What to do >> Copy out the records word for word, beginning with the first line and stopping after the line that contains "967, 692, 1008]".

Listed records >>
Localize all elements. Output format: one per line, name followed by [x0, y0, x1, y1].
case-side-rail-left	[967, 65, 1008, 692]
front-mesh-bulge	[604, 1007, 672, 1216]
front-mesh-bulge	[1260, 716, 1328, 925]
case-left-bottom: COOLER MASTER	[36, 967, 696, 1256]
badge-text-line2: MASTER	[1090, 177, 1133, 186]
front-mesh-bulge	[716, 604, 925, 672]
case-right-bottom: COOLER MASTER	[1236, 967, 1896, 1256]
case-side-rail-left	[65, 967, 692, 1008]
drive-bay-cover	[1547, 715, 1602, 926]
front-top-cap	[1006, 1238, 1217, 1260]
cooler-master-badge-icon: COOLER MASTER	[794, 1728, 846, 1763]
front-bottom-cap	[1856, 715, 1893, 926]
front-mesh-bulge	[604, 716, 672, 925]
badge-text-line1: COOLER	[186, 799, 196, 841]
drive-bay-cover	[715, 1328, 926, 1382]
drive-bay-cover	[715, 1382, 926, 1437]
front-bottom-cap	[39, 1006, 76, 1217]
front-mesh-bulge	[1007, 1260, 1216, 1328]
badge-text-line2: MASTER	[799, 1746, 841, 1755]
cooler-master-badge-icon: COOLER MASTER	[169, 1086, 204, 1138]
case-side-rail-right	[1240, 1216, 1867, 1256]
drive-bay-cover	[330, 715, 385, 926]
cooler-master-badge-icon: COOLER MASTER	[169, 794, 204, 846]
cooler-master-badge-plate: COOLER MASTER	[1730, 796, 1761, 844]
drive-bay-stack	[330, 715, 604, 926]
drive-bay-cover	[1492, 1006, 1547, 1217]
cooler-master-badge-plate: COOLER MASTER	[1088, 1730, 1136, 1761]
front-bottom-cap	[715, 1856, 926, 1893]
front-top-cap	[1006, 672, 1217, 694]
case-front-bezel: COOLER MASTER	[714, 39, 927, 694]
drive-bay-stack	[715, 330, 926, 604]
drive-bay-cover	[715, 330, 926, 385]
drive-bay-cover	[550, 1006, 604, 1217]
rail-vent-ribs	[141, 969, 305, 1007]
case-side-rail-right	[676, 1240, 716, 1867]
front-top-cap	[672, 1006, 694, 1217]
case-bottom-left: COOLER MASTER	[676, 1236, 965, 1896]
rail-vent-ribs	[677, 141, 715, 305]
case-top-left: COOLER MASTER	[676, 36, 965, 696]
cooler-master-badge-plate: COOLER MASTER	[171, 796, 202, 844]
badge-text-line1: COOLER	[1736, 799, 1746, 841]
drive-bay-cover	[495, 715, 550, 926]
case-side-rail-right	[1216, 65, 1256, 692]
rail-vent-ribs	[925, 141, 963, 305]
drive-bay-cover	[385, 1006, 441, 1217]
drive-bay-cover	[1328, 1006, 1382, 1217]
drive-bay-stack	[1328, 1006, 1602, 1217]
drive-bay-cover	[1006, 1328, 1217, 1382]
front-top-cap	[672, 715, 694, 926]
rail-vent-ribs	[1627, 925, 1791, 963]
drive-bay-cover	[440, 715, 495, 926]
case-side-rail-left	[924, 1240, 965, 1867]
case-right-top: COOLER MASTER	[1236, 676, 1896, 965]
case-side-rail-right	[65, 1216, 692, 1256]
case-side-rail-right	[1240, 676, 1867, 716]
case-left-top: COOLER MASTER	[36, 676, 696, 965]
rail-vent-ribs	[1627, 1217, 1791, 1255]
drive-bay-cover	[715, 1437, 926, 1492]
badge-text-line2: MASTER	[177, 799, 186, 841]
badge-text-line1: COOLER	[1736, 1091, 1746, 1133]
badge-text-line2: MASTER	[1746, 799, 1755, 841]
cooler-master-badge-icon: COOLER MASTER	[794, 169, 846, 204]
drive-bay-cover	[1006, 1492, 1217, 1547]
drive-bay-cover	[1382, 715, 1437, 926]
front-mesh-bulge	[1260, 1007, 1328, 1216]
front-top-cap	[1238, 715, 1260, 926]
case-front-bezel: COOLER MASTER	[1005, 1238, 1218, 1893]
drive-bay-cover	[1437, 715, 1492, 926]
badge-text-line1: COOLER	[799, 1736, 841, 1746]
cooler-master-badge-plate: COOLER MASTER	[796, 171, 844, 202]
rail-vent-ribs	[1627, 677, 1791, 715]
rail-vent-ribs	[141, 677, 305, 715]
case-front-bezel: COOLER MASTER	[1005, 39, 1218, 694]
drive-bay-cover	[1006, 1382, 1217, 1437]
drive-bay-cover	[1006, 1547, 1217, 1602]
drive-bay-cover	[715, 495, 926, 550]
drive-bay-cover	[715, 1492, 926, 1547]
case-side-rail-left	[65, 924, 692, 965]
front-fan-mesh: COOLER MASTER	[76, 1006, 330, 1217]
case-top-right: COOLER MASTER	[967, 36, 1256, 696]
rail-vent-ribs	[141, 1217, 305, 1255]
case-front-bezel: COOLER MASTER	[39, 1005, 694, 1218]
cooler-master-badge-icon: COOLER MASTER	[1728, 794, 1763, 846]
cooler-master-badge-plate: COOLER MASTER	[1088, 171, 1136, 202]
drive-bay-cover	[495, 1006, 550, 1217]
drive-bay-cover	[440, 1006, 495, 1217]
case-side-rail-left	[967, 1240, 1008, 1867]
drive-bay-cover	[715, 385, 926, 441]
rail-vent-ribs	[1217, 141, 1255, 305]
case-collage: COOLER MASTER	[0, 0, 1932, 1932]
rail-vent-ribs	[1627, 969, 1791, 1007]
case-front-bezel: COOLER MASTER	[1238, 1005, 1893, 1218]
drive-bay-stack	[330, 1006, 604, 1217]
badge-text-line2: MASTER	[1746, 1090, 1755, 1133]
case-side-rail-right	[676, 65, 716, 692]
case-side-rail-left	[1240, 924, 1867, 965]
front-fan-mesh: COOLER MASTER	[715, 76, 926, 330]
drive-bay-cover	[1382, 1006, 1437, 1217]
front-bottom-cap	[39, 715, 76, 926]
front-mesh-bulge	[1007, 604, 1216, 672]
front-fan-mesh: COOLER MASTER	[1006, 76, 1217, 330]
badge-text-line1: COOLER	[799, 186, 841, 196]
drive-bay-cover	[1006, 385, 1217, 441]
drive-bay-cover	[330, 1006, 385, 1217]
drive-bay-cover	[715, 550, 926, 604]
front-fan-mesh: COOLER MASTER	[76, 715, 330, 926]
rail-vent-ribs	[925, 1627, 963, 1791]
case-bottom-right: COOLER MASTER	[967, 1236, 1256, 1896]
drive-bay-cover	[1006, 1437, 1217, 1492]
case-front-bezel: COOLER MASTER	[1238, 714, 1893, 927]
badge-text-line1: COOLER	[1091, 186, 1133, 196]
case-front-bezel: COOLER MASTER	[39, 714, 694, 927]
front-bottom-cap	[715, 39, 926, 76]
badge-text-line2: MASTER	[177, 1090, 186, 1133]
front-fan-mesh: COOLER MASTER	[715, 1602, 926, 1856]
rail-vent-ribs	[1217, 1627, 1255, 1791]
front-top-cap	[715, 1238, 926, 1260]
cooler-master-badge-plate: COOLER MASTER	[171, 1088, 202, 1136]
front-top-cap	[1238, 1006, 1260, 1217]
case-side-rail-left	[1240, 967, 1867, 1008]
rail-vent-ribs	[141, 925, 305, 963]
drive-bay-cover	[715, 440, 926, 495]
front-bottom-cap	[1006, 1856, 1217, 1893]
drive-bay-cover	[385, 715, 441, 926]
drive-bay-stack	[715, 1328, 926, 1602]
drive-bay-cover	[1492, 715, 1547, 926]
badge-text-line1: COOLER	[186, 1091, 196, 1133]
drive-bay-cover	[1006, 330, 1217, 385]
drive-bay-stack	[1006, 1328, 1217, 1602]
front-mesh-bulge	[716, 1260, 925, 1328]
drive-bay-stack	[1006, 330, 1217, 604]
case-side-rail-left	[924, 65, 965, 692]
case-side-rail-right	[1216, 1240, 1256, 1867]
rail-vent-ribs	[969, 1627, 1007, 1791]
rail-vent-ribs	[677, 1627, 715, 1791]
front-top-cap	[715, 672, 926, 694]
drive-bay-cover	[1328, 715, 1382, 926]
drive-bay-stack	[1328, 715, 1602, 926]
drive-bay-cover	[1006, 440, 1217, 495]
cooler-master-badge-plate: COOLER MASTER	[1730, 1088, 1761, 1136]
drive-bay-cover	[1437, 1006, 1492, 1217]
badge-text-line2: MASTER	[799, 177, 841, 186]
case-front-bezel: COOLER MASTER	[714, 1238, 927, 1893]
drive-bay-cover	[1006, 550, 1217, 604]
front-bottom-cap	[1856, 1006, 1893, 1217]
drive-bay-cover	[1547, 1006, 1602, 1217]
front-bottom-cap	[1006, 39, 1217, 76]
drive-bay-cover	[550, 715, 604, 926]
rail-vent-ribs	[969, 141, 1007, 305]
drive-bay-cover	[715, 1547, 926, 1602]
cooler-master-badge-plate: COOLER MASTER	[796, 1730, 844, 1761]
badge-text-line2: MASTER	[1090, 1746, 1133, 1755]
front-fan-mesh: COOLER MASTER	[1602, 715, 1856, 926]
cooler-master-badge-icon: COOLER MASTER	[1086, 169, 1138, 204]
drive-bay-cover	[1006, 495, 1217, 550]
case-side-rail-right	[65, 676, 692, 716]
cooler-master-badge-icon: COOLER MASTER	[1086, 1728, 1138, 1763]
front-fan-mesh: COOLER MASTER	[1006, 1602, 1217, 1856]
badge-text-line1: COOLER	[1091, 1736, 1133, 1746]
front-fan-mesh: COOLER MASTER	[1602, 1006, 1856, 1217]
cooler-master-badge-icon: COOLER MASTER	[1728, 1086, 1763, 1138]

Solved exercise >>
Localize all elements. Output format: one per line, name followed by [x0, y0, x1, y1].
case-side-rail-left	[967, 65, 1008, 692]
front-mesh-bulge	[604, 1007, 672, 1216]
front-mesh-bulge	[1260, 716, 1328, 925]
case-left-bottom: COOLER MASTER	[36, 967, 696, 1256]
badge-text-line2: MASTER	[1090, 177, 1133, 186]
front-mesh-bulge	[716, 604, 925, 672]
case-right-bottom: COOLER MASTER	[1236, 967, 1896, 1256]
case-side-rail-left	[65, 967, 692, 1008]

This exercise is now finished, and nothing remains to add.